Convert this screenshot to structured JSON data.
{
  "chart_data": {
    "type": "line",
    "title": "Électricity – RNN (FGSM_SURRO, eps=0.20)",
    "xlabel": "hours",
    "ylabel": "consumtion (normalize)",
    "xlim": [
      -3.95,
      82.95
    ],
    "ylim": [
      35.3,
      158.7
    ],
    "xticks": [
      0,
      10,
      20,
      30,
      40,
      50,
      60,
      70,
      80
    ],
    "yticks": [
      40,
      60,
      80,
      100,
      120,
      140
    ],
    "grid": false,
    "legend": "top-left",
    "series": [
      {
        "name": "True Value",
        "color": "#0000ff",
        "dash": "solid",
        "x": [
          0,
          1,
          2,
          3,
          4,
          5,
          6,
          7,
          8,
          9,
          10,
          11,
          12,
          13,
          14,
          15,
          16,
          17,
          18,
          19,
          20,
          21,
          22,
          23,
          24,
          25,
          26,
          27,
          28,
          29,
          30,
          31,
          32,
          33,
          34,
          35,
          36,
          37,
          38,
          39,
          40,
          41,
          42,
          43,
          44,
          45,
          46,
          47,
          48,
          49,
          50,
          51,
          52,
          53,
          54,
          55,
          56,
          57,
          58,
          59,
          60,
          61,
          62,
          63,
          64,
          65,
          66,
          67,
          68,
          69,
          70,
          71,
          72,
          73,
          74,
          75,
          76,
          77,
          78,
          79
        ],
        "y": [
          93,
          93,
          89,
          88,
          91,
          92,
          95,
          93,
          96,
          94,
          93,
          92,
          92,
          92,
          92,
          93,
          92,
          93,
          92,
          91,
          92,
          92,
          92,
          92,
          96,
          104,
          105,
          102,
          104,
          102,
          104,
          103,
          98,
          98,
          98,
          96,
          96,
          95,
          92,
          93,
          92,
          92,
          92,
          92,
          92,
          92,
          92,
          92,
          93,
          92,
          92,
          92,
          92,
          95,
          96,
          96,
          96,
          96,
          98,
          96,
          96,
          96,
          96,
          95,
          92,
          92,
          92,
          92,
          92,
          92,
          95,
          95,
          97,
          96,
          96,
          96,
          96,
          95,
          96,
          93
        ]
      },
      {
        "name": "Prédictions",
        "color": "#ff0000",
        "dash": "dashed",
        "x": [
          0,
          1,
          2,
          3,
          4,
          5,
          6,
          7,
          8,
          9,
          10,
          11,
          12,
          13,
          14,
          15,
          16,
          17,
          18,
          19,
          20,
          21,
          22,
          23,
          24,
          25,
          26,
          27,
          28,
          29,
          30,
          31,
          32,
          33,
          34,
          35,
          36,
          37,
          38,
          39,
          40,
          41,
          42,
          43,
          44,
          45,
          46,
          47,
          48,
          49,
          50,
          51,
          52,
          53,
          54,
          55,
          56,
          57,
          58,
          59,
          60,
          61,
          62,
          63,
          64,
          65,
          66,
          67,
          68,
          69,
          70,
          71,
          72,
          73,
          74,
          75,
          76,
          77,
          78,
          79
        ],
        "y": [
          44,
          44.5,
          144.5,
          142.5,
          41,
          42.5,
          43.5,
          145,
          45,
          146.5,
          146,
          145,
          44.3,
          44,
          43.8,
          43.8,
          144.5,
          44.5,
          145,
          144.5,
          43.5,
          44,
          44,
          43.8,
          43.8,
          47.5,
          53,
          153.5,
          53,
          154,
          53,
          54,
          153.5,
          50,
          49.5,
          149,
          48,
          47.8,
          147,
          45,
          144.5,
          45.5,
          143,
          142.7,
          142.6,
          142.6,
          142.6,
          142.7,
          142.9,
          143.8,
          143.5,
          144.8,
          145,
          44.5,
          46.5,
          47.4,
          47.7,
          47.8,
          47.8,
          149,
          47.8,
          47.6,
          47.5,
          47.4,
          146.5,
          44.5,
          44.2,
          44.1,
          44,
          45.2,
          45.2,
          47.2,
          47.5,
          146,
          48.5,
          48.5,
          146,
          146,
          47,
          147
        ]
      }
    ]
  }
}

━━━━

### What the exercise asks
Quote the data above in full, changing nothing.

### Finished exercise
Convert this screenshot to structured JSON data.
{
  "chart_data": {
    "type": "line",
    "title": "Électricity – RNN (FGSM_SURRO, eps=0.20)",
    "xlabel": "hours",
    "ylabel": "consumtion (normalize)",
    "xlim": [
      -3.95,
      82.95
    ],
    "ylim": [
      35.3,
      158.7
    ],
    "xticks": [
      0,
      10,
      20,
      30,
      40,
      50,
      60,
      70,
      80
    ],
    "yticks": [
      40,
      60,
      80,
      100,
      120,
      140
    ],
    "grid": false,
    "legend": "top-left",
    "series": [
      {
        "name": "True Value",
        "color": "#0000ff",
        "dash": "solid",
        "x": [
          0,
          1,
          2,
          3,
          4,
          5,
          6,
          7,
          8,
          9,
          10,
          11,
          12,
          13,
          14,
          15,
          16,
          17,
          18,
          19,
          20,
          21,
          22,
          23,
          24,
          25,
          26,
          27,
          28,
          29,
          30,
          31,
          32,
          33,
          34,
          35,
          36,
          37,
          38,
          39,
          40,
          41,
          42,
          43,
          44,
          45,
          46,
          47,
          48,
          49,
          50,
          51,
          52,
          53,
          54,
          55,
          56,
          57,
          58,
          59,
          60,
          61,
          62,
          63,
          64,
          65,
          66,
          67,
          68,
          69,
          70,
          71,
          72,
          73,
          74,
          75,
          76,
          77,
          78,
          79
        ],
        "y": [
          93,
          93,
          89,
          88,
          91,
          92,
          95,
          93,
          96,
          94,
          93,
          92,
          92,
          92,
          92,
          93,
          92,
          93,
          92,
          91,
          92,
          92,
          92,
          92,
          96,
          104,
          105,
          102,
          104,
          102,
          104,
          103,
          98,
          98,
          98,
          96,
          96,
          95,
          92,
          93,
          92,
          92,
          92,
          92,
          92,
          92,
          92,
          92,
          93,
          92,
          92,
          92,
          92,
          95,
          96,
          96,
          96,
          96,
          98,
          96,
          96,
          96,
          96,
          95,
          92,
          92,
          92,
          92,
          92,
          92,
          95,
          95,
          97,
          96,
          96,
          96,
          96,
          95,
          96,
          93
        ]
      },
      {
        "name": "Prédictions",
        "color": "#ff0000",
        "dash": "dashed",
        "x": [
          0,
          1,
          2,
          3,
          4,
          5,
          6,
          7,
          8,
          9,
          10,
          11,
          12,
          13,
          14,
          15,
          16,
          17,
          18,
          19,
          20,
          21,
          22,
          23,
          24,
          25,
          26,
          27,
          28,
          29,
          30,
          31,
          32,
          33,
          34,
          35,
          36,
          37,
          38,
          39,
          40,
          41,
          42,
          43,
          44,
          45,
          46,
          47,
          48,
          49,
          50,
          51,
          52,
          53,
          54,
          55,
          56,
          57,
          58,
          59,
          60,
          61,
          62,
          63,
          64,
          65,
          66,
          67,
          68,
          69,
          70,
          71,
          72,
          73,
          74,
          75,
          76,
          77,
          78,
          79
        ],
        "y": [
          44,
          44.5,
          144.5,
          142.5,
          41,
          42.5,
          43.5,
          145,
          45,
          146.5,
          146,
          145,
          44.3,
          44,
          43.8,
          43.8,
          144.5,
          44.5,
          145,
          144.5,
          43.5,
          44,
          44,
          43.8,
          43.8,
          47.5,
          53,
          153.5,
          53,
          154,
          53,
          54,
          153.5,
          50,
          49.5,
          149,
          48,
          47.8,
          147,
          45,
          144.5,
          45.5,
          143,
          142.7,
          142.6,
          142.6,
          142.6,
          142.7,
          142.9,
          143.8,
          143.5,
          144.8,
          145,
          44.5,
          46.5,
          47.4,
          47.7,
          47.8,
          47.8,
          149,
          47.8,
          47.6,
          47.5,
          47.4,
          146.5,
          44.5,
          44.2,
          44.1,
          44,
          45.2,
          45.2,
          47.2,
          47.5,
          146,
          48.5,
          48.5,
          146,
          146,
          47,
          147
        ]
      }
    ]
  }
}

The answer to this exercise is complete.